::: Task input

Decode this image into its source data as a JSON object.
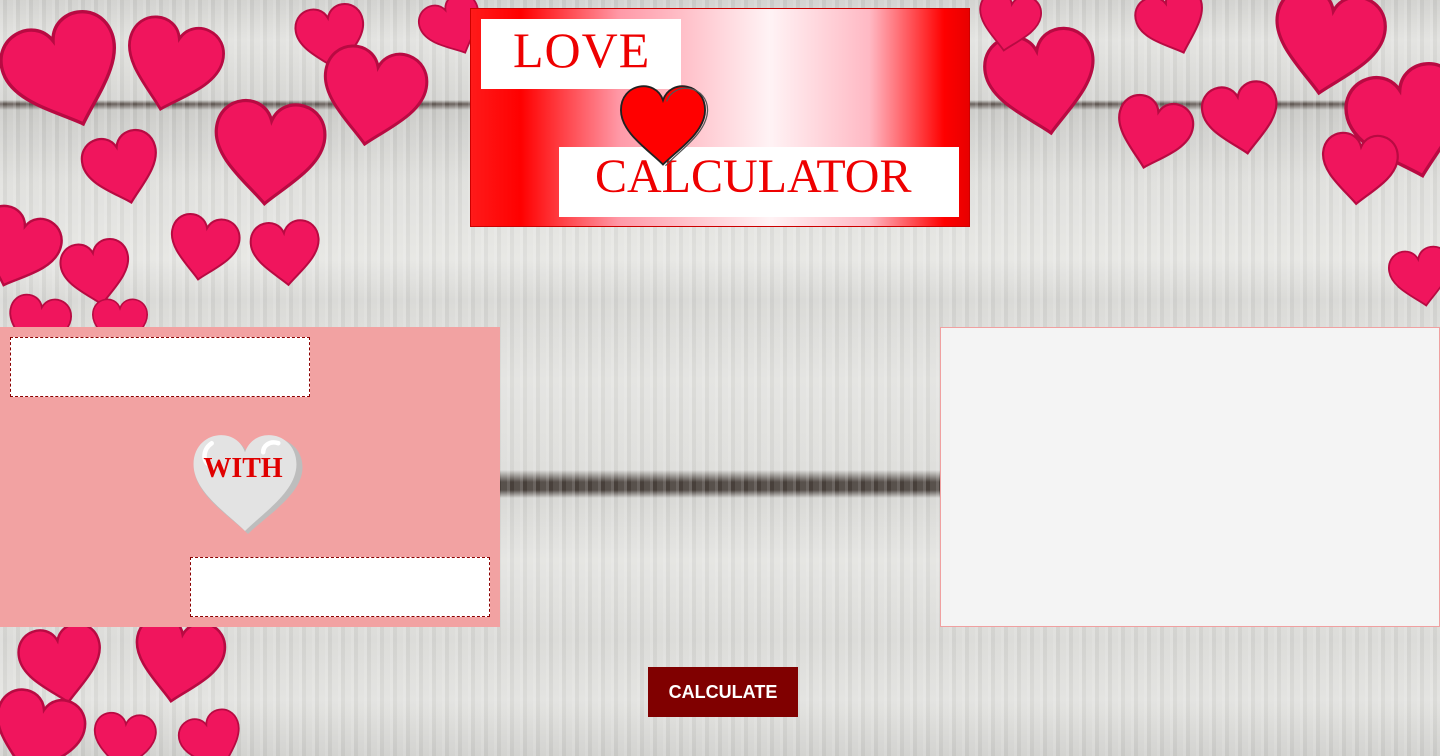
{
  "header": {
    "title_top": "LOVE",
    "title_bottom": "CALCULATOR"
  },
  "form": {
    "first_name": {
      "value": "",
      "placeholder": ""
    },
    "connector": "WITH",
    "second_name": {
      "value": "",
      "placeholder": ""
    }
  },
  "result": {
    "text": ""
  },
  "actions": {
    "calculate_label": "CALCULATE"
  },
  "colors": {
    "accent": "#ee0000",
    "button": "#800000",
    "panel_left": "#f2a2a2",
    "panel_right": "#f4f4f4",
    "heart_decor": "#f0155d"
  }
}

::::::

Set exercise
Leave out the pictures and give the listing above again exactly.

Solution for this problem
Decode this image into its source data as a JSON object.
{
  "header": {
    "title_top": "LOVE",
    "title_bottom": "CALCULATOR"
  },
  "form": {
    "first_name": {
      "value": "",
      "placeholder": ""
    },
    "connector": "WITH",
    "second_name": {
      "value": "",
      "placeholder": ""
    }
  },
  "result": {
    "text": ""
  },
  "actions": {
    "calculate_label": "CALCULATE"
  },
  "colors": {
    "accent": "#ee0000",
    "button": "#800000",
    "panel_left": "#f2a2a2",
    "panel_right": "#f4f4f4",
    "heart_decor": "#f0155d"
  }
}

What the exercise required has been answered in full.